Exercise text =>
Personal information
- Full name: Willem Frederik Boudewijn Röell
- Born: 12 May 1989 (age 37) Leidschendam, Netherlands
- Height: 195 cm (6 ft 5 in)
- Weight: 100 kg (220 lb)

Medal record
Men's rowing
Representing the Netherlands
Olympic Games
| Bronze medal – third place | 2016 Rio de Janeiro | Eight |
World Championships
| Bronze medal – third place | 2015 Aiguebelette | Eight |
European Championships
| Gold medal – first place | 2020 Poznan | Coxless four |
| Silver medal – second place | 2018 Glasgow | Eight |
| Bronze medal – third place | 2013 Seville | Eight |
| Bronze medal – third place | 2019 Lucerne | Eight |

= Boudewijn Röell =

Dutch rower (born 1989)

Extracted data =>
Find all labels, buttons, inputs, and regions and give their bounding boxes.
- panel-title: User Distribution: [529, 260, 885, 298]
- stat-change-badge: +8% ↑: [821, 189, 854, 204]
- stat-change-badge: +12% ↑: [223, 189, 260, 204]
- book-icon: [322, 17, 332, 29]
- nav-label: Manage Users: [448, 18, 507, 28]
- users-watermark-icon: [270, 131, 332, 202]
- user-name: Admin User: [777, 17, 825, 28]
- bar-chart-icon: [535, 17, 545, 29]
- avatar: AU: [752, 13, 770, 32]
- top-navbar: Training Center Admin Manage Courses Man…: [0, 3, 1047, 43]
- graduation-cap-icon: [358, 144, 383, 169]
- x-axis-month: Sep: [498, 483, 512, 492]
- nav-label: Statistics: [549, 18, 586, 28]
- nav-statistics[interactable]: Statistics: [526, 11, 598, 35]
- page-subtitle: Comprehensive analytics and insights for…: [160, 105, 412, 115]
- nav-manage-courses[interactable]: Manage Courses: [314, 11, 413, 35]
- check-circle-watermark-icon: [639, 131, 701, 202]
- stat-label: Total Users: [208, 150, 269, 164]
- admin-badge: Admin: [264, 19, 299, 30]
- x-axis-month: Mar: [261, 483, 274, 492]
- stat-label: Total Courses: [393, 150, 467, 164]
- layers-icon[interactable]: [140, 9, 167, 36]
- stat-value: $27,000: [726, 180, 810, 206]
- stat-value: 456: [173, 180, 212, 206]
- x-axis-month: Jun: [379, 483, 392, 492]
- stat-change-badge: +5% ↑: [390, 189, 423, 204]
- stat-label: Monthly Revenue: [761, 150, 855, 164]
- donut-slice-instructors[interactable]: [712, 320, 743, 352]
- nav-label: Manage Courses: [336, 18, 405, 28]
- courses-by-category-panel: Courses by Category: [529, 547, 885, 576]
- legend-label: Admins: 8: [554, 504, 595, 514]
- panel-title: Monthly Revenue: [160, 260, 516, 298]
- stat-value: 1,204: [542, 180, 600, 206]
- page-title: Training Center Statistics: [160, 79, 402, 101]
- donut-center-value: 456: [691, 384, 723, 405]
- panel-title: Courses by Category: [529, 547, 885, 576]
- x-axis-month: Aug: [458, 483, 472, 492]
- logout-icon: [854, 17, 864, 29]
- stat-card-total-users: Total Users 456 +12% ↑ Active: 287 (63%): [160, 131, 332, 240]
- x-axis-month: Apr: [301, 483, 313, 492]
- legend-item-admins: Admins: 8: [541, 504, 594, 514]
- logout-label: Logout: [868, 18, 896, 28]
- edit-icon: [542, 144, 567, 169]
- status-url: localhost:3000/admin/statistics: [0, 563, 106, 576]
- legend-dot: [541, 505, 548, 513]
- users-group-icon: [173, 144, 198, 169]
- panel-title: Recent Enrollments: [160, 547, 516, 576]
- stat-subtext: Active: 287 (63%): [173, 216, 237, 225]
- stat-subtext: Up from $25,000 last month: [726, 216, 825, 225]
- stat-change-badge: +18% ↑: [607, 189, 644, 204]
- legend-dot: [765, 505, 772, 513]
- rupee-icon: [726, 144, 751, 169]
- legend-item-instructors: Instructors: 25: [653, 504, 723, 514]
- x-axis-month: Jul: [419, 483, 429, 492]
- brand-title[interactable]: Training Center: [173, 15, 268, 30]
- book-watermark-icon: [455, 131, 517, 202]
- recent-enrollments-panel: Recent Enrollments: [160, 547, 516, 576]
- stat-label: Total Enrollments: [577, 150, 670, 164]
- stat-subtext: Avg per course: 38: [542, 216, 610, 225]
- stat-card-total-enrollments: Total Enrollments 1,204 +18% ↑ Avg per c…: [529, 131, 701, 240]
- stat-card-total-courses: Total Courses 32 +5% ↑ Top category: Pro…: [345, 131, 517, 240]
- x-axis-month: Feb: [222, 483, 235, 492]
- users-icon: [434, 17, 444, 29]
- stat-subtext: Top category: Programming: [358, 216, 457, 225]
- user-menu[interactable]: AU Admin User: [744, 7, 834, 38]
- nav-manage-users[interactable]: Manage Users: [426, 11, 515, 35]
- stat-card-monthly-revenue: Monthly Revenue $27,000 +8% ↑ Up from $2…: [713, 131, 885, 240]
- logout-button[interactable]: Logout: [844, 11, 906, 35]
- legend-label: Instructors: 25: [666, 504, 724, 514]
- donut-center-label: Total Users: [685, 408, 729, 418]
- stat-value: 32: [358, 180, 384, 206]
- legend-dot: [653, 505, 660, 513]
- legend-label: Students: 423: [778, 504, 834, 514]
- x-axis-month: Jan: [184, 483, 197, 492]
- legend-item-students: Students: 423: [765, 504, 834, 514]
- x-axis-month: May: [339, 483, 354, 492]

Problem set =>
• 1. Answer these questions from the profile of Boudewijn Röell:
(a) In what place was he born?
(b) In which boat class did he win gold at the 2020 European Championships in Poznan?
(c) At which Olympic Games did he win a bronze medal?
• 2. Extend the profile of Boudewijn Röell with a few sentences that follow on from its last line, "Dutch rower (born 1989)".
The rows are separate material and have nothing to do with the profile of Boudewijn Röell.

Answers =>
• 1.
(a) Leidschendam, Netherlands
(b) Coxless four
(c) The 2016 Games in Rio de Janeiro

• 2.
Willem Frederik Boudewijn Röell (born 12 May 1989 in Leidschendam) is a Dutch rower. He is a dual Olympian and a representative at World Rowing Championships. He won the bronze medal in the eight at the 2015 World Rowing Championships and in the eight at the 2016 Summer Olympics in Rio de Janeiro. He raced in the men's coxless four at Tokyo 2021 and finished in sixth place.